● Data provided:
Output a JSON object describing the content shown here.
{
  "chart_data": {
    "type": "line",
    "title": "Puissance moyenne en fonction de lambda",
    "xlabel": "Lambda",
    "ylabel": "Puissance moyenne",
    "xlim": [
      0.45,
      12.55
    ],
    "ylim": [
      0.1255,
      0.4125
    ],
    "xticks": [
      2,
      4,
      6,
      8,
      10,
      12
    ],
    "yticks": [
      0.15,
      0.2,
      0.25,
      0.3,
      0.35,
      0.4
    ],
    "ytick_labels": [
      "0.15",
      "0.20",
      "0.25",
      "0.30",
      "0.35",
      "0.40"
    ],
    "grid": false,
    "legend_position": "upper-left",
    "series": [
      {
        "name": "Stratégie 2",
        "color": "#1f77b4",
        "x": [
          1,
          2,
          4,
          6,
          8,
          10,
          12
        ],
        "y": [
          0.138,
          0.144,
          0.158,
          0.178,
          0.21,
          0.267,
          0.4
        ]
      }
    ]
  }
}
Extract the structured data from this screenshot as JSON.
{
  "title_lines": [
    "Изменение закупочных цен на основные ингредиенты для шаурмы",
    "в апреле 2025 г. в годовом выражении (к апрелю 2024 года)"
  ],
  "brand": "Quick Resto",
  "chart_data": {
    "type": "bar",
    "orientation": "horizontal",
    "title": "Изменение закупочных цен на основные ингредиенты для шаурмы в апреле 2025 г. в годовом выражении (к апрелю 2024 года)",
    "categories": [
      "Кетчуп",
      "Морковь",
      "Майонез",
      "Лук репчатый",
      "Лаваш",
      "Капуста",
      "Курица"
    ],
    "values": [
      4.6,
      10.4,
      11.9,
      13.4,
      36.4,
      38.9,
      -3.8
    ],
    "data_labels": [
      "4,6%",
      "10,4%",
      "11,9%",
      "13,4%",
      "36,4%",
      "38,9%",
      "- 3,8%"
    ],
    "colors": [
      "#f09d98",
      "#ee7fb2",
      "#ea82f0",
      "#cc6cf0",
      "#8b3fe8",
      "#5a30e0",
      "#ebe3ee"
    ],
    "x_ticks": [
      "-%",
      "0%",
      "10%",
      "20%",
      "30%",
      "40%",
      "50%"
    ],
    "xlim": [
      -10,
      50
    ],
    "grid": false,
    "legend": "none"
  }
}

● Your goal:
Look through the listing above. Pick out each line with "апрелю" and copy it.

● Final answer:
    "в апреле 2025 г. в годовом выражении (к апрелю 2024 года)"
    "title": "Изменение закупочных цен на основные ингредиенты для шаурмы в апреле 2025 г. в годовом выражении (к апрелю 2024 года)",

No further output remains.